> **Your task**
Each line below either holds the string "Gold" or doesn't. Count those that do and give only the number.

Figure dataset records:
▼
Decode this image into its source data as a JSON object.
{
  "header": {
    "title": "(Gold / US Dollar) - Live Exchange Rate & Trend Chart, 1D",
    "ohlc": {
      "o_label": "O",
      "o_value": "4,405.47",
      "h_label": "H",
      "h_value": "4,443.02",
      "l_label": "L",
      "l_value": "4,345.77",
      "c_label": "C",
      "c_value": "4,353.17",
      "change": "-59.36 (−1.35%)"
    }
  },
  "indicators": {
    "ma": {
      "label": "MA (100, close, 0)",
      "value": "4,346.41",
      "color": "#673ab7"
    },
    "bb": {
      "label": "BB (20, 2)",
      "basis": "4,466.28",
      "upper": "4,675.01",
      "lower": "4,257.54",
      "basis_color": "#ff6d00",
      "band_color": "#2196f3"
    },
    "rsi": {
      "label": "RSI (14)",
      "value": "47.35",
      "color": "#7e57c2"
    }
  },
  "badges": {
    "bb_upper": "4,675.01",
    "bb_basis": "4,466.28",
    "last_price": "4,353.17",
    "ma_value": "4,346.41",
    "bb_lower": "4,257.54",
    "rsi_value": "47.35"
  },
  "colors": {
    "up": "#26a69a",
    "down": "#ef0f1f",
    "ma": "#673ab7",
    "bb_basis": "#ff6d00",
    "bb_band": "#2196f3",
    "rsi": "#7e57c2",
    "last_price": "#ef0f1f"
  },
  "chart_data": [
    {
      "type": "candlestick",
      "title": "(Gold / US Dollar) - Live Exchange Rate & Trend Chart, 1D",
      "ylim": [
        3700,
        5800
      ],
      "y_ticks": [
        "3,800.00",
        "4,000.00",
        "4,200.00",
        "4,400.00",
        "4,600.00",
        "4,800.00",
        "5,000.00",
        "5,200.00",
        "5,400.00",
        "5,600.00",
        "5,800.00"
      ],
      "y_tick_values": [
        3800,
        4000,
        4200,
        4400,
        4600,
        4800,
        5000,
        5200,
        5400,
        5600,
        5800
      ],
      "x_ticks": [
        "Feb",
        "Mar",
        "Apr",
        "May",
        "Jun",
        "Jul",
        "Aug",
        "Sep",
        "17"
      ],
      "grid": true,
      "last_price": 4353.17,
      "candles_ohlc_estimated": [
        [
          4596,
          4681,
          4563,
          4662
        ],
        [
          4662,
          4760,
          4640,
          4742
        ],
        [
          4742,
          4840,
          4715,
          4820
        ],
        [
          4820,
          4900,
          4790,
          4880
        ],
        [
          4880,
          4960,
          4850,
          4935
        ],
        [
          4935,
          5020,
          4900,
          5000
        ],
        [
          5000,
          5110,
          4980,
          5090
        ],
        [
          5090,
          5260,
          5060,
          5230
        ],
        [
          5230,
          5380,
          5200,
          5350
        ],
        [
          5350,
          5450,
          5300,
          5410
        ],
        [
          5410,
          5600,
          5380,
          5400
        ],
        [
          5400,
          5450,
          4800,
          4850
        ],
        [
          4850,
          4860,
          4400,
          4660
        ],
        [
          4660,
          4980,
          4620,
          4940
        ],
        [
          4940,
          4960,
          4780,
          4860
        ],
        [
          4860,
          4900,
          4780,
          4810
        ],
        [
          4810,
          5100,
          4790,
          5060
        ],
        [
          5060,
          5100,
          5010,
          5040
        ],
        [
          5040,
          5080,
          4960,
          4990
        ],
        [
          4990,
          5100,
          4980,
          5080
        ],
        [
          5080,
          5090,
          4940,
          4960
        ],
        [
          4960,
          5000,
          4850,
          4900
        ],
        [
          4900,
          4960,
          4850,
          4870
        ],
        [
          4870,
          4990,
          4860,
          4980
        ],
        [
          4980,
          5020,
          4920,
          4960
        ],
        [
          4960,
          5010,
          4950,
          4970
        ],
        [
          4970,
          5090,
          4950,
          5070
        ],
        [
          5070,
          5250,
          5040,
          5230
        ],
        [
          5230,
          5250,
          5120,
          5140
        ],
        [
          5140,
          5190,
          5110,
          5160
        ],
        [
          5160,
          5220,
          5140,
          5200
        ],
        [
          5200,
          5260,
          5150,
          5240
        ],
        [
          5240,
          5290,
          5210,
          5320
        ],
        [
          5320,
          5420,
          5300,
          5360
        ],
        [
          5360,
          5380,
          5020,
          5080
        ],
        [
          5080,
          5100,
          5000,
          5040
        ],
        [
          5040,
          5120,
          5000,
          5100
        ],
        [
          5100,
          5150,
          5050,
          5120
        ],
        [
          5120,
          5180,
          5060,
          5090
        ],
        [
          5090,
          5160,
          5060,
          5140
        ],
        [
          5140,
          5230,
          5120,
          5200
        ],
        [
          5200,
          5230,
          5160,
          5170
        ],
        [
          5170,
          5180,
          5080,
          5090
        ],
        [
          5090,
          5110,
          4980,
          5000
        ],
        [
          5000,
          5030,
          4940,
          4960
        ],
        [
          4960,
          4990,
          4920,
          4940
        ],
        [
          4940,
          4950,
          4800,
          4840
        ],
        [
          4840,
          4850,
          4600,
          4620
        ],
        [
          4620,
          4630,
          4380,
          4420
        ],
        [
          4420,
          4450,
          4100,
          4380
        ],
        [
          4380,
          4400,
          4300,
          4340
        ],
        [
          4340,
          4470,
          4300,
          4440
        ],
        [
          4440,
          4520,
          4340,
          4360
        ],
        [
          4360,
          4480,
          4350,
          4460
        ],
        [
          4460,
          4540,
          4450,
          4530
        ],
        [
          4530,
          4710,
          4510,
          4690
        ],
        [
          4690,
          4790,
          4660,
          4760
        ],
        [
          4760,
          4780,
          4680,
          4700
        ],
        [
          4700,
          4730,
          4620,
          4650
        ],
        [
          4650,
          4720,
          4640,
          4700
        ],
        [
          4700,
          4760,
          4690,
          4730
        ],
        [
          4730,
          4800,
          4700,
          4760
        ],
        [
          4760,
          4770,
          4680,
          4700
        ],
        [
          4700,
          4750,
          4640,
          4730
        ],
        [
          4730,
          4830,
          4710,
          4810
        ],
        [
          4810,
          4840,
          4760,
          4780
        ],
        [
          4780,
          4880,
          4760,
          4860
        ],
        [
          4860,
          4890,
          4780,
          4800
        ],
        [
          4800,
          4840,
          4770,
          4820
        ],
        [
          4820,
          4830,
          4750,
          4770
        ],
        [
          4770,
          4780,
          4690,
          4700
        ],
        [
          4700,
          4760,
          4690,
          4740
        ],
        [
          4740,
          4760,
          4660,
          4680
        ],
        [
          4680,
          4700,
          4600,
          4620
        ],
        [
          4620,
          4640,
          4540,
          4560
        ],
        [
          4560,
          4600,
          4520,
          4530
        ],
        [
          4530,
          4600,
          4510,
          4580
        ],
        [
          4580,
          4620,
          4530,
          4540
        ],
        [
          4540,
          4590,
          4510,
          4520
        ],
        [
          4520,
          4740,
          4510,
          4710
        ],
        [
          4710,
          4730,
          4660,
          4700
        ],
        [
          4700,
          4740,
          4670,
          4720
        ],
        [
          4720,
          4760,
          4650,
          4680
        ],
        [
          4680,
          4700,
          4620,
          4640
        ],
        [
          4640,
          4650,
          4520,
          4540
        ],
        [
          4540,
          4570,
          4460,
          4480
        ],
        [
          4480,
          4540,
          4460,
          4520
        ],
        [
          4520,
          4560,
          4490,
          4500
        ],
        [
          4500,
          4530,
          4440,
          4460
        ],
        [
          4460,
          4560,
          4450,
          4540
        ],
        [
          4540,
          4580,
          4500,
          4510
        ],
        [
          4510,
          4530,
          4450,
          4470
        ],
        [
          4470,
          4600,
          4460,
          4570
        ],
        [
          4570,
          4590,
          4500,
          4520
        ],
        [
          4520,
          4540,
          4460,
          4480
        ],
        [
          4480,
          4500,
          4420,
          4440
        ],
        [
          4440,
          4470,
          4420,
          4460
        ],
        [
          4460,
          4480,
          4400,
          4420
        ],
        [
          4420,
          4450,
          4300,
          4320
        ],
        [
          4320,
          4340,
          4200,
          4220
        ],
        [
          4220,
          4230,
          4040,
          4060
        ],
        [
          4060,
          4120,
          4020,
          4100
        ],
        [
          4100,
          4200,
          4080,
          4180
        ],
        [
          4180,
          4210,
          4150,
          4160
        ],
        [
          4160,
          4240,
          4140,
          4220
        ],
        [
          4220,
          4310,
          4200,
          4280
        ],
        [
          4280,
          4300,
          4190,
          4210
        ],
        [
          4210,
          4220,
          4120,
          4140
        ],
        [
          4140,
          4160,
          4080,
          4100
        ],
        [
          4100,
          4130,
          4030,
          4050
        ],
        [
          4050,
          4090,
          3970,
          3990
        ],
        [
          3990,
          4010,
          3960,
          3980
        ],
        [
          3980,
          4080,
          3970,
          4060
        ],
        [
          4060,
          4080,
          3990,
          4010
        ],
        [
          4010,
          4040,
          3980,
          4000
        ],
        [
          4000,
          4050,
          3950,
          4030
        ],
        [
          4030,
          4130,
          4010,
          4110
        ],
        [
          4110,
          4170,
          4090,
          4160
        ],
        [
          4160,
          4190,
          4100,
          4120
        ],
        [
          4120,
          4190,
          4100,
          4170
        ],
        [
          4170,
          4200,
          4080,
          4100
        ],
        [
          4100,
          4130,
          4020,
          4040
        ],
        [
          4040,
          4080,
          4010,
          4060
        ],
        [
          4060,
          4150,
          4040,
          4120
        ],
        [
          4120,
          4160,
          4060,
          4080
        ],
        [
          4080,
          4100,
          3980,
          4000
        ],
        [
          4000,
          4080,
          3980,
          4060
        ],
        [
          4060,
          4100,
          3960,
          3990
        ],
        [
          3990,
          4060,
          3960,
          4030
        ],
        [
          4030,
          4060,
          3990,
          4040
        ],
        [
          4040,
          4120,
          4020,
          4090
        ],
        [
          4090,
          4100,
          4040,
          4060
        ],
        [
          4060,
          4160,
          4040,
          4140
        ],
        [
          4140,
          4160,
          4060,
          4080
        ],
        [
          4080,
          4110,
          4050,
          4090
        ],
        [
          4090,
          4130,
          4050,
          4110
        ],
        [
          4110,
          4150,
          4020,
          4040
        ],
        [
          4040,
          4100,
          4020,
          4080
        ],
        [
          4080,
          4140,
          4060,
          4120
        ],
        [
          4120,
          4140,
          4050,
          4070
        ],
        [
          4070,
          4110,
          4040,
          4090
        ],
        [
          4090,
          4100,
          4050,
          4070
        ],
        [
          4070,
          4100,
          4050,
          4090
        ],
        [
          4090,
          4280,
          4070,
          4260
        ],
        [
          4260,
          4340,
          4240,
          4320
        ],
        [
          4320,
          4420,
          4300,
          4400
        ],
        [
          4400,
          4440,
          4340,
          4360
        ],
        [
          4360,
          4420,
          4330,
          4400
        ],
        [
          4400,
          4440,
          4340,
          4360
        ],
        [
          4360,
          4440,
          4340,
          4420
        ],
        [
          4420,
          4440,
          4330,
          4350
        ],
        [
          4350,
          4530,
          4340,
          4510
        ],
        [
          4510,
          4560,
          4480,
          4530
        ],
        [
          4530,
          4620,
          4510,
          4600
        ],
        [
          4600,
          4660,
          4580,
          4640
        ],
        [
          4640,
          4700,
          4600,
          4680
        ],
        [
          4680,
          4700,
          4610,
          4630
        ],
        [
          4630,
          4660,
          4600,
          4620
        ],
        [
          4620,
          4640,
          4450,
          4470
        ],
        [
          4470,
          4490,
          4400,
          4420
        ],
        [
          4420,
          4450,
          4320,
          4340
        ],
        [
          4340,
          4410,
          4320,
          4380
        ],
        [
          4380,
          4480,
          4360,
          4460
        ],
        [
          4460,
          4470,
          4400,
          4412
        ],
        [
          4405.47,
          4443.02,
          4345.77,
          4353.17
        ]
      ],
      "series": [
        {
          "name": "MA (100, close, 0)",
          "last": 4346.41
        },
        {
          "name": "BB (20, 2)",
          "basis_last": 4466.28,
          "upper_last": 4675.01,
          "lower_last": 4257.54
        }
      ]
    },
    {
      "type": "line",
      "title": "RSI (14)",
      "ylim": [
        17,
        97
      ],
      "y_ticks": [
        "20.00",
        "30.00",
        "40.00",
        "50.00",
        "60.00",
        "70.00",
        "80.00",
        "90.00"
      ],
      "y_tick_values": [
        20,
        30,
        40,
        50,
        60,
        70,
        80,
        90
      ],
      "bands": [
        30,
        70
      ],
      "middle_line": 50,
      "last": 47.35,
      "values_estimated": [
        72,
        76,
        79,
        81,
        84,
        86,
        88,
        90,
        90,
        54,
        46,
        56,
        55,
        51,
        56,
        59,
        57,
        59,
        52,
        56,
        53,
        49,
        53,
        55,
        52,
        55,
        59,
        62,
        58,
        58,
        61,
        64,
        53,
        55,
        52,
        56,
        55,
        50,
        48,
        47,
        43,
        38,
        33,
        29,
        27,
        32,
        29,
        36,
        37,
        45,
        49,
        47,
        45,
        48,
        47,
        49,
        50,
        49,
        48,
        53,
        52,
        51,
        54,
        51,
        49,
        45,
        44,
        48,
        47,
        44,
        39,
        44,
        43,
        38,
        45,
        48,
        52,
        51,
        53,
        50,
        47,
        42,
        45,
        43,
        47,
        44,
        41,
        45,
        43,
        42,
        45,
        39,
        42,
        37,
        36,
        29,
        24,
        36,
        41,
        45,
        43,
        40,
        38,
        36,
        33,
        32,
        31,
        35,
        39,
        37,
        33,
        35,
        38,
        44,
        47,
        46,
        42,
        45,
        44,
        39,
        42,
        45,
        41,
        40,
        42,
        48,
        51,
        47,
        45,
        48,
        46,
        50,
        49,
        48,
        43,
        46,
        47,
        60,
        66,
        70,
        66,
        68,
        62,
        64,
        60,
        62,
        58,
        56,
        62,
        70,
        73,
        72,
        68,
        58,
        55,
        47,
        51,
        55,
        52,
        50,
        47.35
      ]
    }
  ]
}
▲
> **Response to the exercise**
2